**AIM OF THE EXERCISE**.
Copy out each line of the material below that holds the string "under".

**DATA PROVIDED**.
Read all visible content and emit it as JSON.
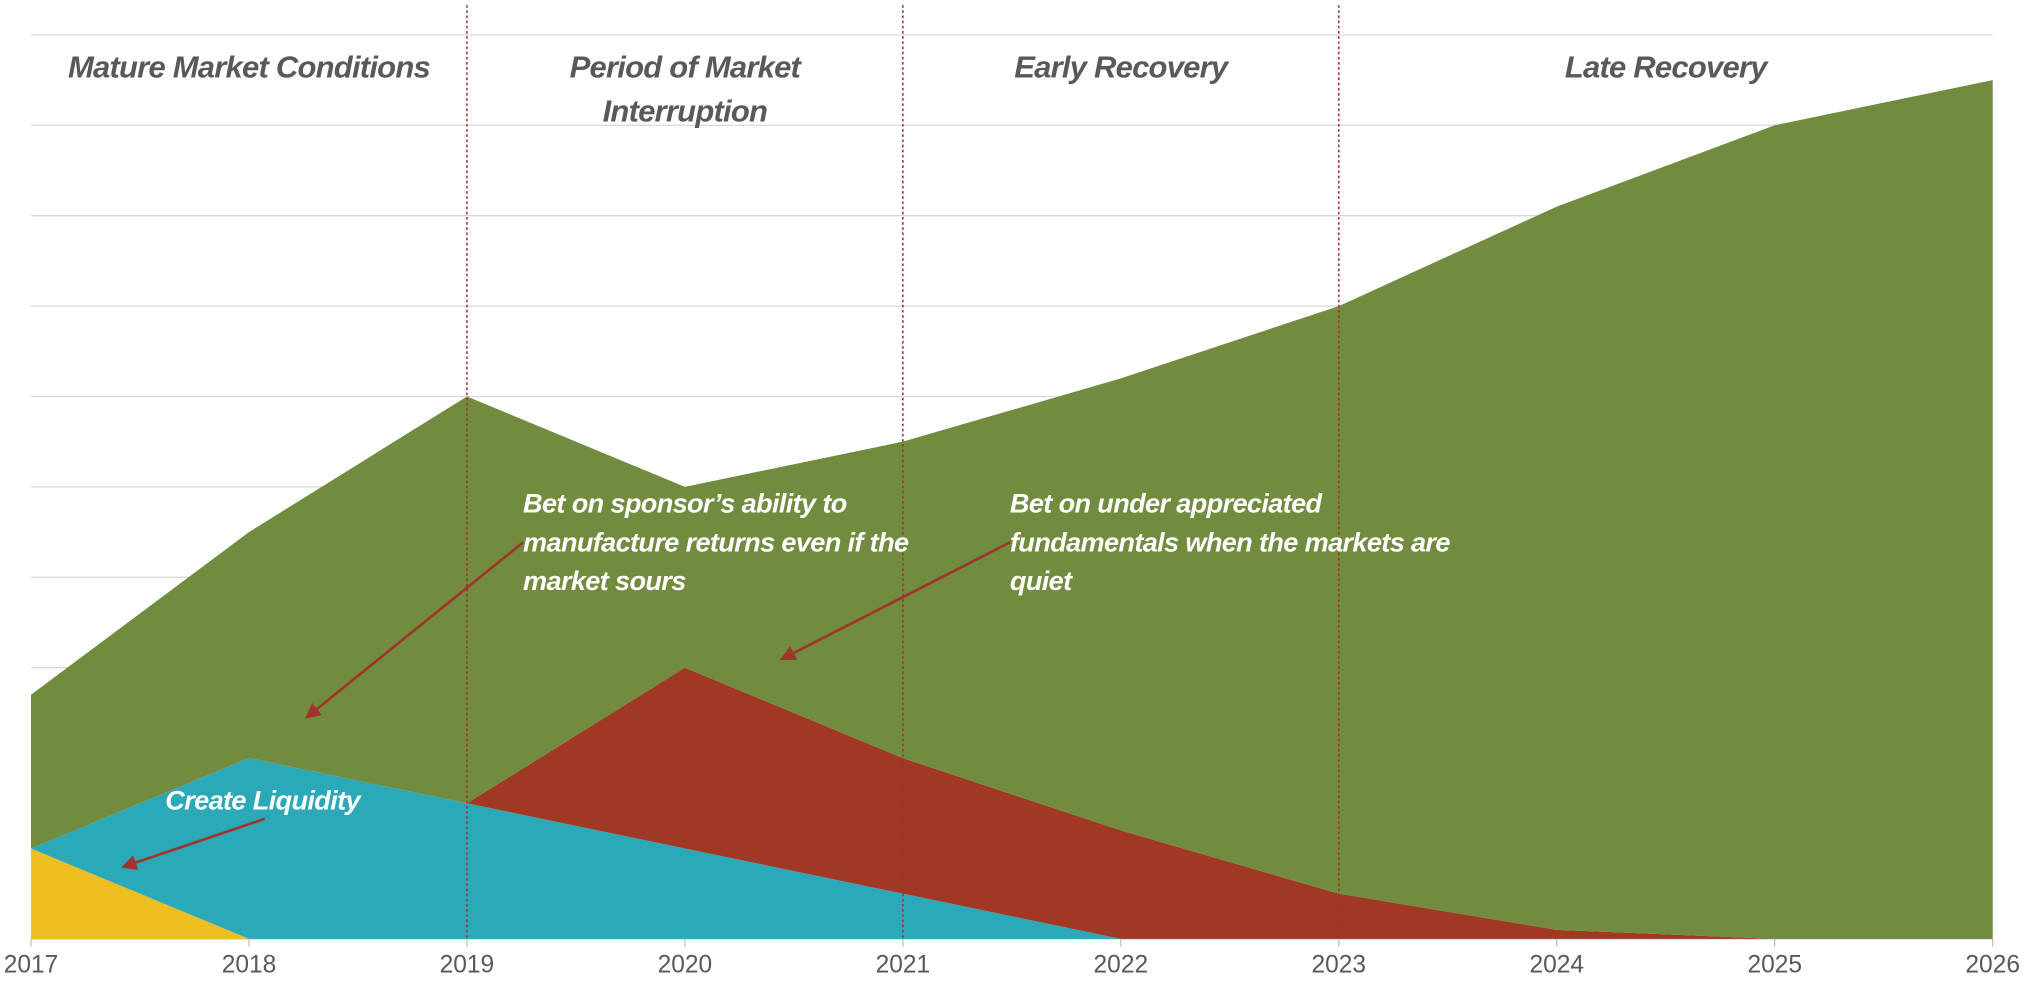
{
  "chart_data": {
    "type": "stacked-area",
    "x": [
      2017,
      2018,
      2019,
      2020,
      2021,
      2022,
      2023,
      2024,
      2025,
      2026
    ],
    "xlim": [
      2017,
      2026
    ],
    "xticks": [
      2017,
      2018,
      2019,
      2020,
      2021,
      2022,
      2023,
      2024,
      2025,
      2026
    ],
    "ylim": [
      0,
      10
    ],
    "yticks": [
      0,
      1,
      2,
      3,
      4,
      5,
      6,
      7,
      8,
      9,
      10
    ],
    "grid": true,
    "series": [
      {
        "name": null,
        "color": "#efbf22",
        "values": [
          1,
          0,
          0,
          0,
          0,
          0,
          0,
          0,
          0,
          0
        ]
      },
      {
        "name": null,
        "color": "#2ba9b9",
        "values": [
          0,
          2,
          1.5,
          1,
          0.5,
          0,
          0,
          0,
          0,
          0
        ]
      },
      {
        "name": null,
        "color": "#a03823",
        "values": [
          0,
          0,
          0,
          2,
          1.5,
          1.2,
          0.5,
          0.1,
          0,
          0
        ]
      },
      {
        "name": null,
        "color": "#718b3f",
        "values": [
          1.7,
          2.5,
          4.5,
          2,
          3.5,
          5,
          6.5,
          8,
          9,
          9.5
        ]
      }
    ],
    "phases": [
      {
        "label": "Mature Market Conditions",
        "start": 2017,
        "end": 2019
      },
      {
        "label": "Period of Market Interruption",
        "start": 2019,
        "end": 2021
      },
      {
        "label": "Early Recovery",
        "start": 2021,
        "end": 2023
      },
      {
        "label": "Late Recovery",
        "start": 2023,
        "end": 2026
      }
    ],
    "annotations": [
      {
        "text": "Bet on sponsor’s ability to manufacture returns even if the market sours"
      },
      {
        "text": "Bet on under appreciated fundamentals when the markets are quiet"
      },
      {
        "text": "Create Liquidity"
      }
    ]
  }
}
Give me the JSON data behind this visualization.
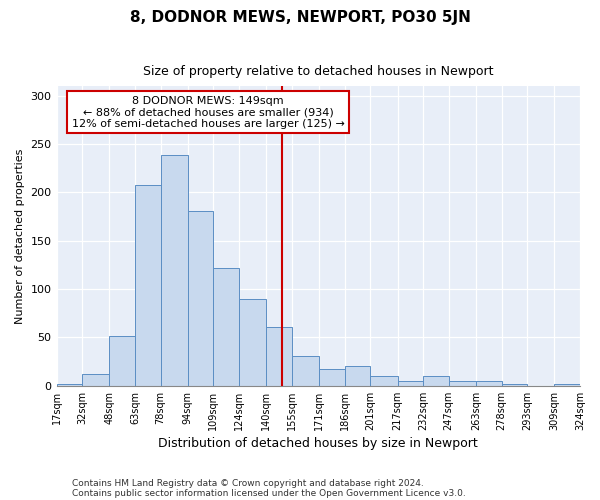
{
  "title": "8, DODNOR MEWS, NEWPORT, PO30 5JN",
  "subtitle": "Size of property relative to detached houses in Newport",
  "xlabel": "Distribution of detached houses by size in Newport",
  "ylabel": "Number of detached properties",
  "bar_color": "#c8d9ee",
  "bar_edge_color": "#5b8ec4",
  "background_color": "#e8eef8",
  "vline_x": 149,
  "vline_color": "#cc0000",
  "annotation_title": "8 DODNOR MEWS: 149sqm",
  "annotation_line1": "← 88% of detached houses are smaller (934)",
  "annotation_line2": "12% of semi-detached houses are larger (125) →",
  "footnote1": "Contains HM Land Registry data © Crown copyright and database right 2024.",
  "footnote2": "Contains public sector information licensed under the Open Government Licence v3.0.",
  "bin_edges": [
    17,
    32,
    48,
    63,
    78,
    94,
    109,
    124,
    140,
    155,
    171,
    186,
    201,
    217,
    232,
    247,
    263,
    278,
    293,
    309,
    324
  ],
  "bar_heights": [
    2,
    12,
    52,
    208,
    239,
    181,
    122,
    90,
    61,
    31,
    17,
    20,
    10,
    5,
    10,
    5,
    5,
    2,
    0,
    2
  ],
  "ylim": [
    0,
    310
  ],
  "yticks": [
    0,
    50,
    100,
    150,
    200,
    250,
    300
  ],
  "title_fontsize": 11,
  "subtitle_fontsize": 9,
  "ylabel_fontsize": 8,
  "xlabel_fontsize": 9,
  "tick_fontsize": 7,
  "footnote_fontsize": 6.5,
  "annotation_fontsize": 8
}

---

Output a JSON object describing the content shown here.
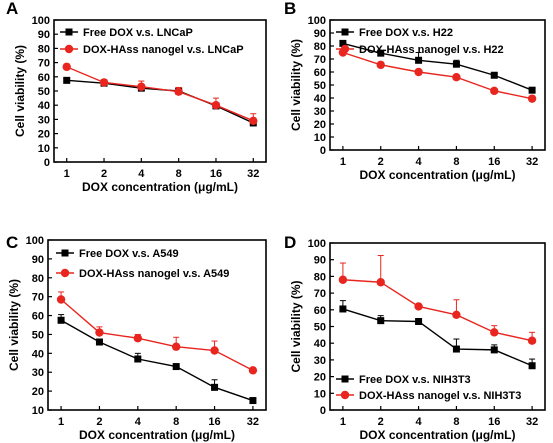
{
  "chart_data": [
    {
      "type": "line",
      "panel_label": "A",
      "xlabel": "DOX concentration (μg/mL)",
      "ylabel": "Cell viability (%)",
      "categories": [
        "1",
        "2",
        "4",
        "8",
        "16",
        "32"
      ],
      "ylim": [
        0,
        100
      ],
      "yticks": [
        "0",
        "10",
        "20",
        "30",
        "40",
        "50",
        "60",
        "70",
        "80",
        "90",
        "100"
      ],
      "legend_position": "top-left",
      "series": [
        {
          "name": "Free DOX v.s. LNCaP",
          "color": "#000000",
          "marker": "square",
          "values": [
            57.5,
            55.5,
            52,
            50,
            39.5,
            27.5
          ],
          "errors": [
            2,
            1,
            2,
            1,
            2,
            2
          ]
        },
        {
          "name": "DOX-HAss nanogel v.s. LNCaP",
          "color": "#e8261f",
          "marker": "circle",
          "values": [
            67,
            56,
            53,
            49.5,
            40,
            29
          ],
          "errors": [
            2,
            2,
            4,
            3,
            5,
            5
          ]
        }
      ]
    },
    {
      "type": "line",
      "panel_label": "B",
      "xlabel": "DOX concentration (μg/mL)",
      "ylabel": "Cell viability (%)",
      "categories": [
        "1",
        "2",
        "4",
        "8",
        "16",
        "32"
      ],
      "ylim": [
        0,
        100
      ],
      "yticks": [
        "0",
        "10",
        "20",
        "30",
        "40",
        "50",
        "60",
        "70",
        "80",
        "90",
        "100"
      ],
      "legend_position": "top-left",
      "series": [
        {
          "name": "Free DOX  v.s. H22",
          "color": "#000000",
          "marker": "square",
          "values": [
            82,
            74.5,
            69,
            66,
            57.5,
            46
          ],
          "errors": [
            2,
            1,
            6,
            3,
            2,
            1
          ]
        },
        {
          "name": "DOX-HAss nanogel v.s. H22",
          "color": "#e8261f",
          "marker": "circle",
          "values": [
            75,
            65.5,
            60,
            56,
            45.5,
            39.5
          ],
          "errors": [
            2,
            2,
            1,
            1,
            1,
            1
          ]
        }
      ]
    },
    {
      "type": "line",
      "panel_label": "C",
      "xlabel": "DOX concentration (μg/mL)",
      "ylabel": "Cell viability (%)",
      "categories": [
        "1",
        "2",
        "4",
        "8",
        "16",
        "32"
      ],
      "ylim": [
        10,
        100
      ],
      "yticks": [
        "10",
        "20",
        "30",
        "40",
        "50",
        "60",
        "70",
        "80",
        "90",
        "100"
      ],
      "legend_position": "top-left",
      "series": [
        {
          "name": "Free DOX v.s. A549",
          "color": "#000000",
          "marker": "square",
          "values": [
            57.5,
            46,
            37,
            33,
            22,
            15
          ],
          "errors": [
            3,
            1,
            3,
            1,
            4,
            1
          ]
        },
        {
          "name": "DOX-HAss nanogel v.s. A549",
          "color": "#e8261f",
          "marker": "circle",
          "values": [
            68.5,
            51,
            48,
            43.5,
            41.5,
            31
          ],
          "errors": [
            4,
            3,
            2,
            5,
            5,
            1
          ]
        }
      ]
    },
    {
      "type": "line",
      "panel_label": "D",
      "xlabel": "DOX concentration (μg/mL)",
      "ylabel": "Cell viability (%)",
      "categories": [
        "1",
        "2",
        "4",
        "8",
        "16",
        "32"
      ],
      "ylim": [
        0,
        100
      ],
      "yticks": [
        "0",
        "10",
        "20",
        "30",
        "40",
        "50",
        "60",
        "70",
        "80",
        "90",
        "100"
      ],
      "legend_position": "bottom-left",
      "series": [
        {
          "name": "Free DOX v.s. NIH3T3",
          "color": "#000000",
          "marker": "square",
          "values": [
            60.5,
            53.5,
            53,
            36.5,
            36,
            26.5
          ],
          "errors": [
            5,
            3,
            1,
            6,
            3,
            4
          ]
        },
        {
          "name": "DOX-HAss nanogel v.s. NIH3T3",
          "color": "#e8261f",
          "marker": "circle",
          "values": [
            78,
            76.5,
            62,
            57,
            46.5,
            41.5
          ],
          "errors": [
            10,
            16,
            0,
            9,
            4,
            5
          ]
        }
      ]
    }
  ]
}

**OUTPUT FOR THIS EXERCISE**.
        "text": "Bet on under appreciated fundamentals when the markets are quiet"
  "footnote2": "Contains public sector information licensed under the Open Government Licence v3.0.",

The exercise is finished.